Records supplied:
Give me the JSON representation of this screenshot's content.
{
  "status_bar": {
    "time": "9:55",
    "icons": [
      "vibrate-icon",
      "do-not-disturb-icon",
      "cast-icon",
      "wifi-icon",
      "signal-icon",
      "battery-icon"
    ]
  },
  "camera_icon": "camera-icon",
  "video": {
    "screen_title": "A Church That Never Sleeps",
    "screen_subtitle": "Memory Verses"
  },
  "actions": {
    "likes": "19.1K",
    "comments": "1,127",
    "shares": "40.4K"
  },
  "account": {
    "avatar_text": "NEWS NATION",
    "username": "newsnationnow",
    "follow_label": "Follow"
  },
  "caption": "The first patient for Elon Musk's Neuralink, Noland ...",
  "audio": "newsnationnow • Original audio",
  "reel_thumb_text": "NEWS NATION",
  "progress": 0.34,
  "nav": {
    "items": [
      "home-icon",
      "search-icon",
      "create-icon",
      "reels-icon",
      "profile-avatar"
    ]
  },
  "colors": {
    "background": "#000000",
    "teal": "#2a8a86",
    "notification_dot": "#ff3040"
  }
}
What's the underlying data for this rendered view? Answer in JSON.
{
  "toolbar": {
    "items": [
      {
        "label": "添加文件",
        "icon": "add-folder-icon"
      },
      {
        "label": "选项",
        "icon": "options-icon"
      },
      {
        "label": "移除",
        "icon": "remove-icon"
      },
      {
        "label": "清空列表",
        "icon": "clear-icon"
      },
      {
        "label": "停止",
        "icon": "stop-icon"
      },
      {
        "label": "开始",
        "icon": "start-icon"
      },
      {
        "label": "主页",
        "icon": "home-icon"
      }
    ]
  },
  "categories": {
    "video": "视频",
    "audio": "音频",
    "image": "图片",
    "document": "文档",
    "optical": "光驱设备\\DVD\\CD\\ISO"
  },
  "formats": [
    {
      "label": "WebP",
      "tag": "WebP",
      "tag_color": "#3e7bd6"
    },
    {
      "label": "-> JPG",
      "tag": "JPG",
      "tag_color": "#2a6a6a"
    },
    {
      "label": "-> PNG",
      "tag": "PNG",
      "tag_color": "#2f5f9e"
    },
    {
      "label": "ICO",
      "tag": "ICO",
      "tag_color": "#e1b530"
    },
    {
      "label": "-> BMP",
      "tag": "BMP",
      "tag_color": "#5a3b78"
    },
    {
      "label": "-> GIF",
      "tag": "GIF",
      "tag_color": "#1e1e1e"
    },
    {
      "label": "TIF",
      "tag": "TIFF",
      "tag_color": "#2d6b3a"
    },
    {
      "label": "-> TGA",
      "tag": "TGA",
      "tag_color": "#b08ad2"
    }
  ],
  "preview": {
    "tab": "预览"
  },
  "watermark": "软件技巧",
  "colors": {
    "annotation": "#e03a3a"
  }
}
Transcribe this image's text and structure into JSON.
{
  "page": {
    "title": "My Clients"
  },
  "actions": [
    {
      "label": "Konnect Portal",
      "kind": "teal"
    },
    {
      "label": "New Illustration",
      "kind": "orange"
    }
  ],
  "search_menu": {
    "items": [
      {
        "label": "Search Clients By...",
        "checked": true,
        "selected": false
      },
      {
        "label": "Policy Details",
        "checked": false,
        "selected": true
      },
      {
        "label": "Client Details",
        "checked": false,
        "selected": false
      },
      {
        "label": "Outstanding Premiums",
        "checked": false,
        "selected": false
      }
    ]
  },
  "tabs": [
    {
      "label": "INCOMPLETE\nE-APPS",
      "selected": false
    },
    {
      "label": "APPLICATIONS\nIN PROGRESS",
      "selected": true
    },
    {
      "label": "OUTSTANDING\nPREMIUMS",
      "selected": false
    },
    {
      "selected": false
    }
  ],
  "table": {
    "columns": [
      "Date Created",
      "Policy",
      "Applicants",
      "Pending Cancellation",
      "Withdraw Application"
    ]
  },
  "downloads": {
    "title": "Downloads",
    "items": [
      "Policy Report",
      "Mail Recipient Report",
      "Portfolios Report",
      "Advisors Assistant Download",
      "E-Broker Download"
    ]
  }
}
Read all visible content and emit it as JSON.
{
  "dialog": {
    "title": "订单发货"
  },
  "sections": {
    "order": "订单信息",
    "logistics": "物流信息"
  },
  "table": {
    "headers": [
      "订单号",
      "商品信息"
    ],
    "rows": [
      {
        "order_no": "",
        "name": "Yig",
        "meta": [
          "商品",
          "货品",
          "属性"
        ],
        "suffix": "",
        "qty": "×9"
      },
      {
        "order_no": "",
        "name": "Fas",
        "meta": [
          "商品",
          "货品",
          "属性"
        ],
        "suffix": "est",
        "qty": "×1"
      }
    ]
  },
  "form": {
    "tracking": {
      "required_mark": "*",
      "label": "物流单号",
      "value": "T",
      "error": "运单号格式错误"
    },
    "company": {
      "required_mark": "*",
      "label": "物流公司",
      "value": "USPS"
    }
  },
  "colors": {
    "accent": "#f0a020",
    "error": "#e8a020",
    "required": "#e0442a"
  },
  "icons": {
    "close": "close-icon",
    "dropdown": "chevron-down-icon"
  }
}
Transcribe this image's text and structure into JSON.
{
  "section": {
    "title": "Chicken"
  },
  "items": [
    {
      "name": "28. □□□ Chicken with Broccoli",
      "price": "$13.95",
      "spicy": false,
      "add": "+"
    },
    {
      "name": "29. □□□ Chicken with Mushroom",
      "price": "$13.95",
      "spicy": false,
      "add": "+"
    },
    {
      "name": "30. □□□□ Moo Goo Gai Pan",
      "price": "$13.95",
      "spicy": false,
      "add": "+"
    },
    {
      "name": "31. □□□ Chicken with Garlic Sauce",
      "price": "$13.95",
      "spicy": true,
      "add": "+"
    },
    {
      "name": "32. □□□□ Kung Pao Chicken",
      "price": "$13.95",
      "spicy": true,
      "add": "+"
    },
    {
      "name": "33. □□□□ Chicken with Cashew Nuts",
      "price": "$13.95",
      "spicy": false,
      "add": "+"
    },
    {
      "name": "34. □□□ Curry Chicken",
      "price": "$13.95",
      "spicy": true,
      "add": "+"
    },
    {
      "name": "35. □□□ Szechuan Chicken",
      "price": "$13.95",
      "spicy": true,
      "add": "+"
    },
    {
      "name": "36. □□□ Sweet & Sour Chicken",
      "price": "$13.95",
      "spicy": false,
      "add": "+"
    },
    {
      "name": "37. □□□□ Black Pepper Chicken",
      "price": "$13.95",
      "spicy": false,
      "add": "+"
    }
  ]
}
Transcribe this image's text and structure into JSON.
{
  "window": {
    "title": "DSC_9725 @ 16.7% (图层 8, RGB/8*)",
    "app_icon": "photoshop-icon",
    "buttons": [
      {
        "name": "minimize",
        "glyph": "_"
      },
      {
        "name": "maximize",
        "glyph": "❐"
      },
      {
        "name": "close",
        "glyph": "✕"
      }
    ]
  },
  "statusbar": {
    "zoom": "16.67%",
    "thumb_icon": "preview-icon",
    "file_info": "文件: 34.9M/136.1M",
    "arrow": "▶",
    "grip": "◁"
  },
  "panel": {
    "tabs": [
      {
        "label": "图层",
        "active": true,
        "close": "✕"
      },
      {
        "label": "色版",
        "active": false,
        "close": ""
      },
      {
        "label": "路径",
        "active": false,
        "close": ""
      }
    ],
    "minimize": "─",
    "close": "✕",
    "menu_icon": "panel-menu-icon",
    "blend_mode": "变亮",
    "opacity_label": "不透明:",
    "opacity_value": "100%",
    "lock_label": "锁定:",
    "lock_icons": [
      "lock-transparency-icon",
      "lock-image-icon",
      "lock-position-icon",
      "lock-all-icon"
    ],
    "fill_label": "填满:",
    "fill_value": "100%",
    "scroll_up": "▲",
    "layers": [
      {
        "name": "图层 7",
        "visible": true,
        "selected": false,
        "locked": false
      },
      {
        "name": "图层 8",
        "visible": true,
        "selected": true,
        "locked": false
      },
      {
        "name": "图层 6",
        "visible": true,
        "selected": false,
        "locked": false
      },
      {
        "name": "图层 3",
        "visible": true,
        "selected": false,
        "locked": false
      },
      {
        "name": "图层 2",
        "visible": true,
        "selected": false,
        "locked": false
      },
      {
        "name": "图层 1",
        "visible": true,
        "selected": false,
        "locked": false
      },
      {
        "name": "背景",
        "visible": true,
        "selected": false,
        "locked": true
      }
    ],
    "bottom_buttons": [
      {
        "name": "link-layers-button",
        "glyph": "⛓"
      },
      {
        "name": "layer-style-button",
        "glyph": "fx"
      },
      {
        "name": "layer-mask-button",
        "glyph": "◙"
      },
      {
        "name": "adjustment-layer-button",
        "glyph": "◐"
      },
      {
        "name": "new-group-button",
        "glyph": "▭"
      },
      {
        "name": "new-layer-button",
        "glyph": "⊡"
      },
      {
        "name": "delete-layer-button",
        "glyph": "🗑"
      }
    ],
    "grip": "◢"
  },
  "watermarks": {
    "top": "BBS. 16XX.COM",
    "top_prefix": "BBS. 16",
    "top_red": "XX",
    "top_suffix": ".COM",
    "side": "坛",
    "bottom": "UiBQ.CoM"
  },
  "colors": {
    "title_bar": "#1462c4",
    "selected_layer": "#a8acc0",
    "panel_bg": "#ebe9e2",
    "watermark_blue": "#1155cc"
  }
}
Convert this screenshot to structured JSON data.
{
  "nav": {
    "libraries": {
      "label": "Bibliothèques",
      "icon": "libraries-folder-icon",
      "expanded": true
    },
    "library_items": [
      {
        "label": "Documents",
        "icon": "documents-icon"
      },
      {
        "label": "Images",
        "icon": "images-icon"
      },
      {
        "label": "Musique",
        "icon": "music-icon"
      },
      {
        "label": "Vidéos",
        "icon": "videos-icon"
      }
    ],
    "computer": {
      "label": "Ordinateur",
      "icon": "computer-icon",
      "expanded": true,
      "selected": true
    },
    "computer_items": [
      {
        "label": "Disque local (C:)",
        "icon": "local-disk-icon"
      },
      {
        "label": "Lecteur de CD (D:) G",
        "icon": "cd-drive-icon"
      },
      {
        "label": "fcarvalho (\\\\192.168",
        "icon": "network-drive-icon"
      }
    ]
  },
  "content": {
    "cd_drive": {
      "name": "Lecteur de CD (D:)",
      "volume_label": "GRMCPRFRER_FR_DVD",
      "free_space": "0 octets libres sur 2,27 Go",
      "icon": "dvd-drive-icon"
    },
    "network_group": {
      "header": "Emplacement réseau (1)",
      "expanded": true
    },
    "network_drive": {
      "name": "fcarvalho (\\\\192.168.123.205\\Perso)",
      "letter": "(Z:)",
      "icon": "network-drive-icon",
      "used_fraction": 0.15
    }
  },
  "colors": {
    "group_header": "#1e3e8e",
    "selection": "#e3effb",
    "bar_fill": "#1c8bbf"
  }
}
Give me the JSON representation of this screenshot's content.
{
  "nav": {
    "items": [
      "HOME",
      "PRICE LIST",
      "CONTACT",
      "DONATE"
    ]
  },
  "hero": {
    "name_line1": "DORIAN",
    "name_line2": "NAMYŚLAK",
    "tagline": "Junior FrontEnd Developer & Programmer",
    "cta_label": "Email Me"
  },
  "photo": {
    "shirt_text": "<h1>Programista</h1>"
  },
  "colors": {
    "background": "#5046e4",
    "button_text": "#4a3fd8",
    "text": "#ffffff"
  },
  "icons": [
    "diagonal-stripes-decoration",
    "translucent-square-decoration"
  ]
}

Objective: Above are some records. Report the number of their lines that include "Details", and add nothing else.

Output for this exercise: 2